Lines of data
***
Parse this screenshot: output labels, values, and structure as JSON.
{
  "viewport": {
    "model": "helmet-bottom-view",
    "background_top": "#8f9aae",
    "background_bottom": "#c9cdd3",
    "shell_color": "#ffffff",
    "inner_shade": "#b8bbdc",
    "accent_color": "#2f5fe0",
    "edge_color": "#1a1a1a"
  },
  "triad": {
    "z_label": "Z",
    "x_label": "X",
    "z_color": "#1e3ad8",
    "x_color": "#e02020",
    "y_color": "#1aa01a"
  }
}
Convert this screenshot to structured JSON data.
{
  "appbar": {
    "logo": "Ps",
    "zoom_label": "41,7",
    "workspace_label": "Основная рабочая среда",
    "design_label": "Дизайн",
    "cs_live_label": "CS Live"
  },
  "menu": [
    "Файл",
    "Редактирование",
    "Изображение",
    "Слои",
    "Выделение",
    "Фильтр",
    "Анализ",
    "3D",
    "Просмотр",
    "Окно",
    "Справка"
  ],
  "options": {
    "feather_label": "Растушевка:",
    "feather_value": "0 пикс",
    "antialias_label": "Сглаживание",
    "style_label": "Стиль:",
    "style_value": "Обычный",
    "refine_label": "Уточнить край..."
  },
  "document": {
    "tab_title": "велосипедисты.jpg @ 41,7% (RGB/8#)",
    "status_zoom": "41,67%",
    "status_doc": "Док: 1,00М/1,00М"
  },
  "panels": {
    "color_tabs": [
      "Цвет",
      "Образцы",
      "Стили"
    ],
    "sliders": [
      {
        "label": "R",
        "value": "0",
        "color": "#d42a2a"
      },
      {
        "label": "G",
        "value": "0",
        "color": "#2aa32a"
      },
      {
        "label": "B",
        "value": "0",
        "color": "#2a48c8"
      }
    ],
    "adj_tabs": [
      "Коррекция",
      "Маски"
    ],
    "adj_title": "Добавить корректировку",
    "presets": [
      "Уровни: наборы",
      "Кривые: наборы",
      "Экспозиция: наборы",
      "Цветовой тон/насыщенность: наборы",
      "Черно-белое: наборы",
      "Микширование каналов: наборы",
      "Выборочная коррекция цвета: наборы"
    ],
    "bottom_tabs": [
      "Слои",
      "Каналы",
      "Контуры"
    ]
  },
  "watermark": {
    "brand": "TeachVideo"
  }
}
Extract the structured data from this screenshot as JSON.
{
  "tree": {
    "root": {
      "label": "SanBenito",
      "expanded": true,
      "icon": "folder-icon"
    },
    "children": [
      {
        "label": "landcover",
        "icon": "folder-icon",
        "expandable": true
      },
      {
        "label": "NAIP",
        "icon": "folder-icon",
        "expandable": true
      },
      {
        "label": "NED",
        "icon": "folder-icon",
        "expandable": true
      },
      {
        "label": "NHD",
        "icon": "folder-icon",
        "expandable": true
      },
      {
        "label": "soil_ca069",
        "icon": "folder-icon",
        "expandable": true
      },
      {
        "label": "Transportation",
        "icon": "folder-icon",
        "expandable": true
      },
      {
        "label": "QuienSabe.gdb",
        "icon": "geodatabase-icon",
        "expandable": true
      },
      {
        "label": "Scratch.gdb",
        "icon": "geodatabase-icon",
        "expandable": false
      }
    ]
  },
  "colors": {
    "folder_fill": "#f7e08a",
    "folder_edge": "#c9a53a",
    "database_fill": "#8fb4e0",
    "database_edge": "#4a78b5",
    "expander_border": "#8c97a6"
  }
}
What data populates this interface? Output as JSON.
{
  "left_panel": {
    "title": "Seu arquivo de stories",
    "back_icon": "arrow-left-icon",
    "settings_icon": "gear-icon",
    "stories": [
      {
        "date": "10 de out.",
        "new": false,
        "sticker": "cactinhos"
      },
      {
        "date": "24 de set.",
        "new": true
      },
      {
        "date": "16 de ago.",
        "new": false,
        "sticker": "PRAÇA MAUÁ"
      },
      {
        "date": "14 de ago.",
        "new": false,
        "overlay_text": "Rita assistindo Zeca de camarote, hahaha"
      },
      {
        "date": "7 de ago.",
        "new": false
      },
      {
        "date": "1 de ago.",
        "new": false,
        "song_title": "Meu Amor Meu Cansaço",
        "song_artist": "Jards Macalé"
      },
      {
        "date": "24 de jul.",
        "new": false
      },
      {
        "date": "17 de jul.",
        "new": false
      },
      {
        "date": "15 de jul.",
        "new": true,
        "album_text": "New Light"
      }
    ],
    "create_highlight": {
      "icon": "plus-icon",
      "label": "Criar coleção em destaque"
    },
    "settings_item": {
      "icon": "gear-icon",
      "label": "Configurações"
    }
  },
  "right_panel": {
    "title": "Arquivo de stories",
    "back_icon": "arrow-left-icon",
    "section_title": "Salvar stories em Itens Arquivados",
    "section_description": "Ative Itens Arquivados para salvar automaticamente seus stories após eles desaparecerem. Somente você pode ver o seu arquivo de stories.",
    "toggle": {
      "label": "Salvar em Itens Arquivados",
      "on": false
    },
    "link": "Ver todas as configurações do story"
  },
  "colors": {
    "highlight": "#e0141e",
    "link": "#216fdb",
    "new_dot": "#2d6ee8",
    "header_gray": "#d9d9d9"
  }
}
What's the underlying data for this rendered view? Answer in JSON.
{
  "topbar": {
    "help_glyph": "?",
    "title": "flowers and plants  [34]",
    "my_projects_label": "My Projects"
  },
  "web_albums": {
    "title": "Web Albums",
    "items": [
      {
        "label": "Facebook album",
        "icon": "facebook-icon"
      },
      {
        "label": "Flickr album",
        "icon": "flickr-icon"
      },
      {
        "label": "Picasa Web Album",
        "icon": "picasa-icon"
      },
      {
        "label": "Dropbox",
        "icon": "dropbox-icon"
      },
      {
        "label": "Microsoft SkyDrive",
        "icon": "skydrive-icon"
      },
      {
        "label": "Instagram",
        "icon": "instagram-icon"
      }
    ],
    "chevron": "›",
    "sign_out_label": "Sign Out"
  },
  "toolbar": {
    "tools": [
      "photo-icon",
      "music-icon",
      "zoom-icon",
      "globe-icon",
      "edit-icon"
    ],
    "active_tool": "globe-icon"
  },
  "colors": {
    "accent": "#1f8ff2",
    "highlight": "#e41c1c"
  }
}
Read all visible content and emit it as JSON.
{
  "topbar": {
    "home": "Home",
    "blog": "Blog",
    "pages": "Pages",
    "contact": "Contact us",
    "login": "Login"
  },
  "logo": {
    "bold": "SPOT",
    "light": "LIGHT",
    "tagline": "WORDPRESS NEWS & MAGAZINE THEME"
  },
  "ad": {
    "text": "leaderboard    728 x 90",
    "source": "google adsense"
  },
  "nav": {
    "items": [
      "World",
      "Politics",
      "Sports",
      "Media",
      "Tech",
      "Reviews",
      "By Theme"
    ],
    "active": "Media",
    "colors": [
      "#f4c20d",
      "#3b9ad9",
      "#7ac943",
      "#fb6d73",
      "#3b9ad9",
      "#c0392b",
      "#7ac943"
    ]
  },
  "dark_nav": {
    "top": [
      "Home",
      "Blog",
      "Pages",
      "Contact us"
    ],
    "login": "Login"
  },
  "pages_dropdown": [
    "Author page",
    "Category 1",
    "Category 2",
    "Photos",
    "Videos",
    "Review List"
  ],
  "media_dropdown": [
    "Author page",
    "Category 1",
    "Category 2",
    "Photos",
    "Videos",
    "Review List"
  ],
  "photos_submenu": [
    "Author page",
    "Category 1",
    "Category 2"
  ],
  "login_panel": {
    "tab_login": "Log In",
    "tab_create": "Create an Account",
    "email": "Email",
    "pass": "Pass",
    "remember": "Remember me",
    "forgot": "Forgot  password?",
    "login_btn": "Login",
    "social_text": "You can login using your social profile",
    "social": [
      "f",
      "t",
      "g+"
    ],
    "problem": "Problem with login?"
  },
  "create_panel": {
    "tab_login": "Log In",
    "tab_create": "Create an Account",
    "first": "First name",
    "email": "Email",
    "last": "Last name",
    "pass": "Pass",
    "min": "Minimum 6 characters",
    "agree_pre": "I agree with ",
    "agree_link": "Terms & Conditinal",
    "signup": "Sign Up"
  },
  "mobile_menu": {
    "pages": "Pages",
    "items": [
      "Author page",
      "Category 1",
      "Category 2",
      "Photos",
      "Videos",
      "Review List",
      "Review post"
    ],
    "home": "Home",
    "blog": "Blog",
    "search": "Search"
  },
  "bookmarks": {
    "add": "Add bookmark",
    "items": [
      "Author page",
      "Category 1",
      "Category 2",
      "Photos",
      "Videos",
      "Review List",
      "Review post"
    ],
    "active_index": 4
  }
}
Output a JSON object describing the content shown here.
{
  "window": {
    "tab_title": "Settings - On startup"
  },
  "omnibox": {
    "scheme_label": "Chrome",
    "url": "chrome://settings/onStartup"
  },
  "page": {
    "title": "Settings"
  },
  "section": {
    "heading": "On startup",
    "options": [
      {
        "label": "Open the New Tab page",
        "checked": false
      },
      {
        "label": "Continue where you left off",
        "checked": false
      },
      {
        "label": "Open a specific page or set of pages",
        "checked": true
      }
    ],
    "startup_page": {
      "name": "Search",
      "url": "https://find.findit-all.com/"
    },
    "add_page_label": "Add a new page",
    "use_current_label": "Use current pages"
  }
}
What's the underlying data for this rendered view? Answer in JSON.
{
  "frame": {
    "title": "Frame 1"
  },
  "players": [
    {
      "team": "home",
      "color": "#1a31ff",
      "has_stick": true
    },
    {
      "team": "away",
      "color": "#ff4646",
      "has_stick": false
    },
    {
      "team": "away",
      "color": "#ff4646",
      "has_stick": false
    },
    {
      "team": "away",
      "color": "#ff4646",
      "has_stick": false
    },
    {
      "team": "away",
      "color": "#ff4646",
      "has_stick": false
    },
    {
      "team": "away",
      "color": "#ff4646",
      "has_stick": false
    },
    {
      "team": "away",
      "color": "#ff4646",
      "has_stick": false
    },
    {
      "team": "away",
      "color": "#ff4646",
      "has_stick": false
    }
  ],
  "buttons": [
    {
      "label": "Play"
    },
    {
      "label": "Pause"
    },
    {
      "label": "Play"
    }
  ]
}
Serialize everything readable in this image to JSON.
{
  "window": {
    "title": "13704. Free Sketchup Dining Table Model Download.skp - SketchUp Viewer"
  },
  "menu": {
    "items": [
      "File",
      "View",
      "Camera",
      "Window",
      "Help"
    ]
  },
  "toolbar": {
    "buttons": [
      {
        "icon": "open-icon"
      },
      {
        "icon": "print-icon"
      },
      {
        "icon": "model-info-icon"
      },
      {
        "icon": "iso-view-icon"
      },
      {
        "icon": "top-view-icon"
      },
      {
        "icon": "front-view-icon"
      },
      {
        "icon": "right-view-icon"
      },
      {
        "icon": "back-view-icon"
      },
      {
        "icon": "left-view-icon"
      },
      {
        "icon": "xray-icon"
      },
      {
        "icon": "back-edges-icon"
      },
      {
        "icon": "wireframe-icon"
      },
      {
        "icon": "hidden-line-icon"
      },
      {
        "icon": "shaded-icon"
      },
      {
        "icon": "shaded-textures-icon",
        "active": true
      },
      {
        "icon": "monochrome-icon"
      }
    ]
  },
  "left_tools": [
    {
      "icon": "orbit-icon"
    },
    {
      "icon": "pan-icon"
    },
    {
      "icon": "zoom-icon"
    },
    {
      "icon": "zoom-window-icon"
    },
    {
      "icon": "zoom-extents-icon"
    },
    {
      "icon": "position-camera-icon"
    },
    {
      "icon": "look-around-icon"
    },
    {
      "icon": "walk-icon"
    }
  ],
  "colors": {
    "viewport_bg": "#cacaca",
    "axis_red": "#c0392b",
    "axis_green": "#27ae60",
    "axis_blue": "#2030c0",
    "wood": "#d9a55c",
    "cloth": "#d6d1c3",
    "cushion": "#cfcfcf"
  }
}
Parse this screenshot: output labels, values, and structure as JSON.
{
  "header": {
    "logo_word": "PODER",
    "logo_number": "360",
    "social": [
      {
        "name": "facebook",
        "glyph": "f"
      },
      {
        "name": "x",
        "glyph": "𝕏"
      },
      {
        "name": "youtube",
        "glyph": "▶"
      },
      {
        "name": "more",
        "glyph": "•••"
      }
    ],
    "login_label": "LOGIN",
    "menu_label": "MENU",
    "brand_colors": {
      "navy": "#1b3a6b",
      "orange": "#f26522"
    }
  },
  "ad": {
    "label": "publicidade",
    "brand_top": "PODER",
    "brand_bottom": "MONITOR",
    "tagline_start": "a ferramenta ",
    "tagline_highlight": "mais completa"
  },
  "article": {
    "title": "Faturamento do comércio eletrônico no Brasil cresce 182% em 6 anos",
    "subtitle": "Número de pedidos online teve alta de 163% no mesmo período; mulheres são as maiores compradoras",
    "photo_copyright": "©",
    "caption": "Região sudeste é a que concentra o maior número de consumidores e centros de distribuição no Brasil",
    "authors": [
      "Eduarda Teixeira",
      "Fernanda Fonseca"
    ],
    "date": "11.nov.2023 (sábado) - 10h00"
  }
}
***
# Short exercise
Where a line holds "JSON", copy it out.

# Answer below
Parse this screenshot: output labels, values, and structure as JSON.
Convert this screenshot to structured JSON data.
Extract the structured data from this screenshot as JSON.
What data populates this interface? Output as JSON.
What's the underlying data for this rendered view? Answer in JSON.
Read all visible content and emit it as JSON.
Output a JSON object describing the content shown here.
What's the underlying data for this rendered view? Answer in JSON.
Serialize everything readable in this image to JSON.
Parse this screenshot: output labels, values, and structure as JSON.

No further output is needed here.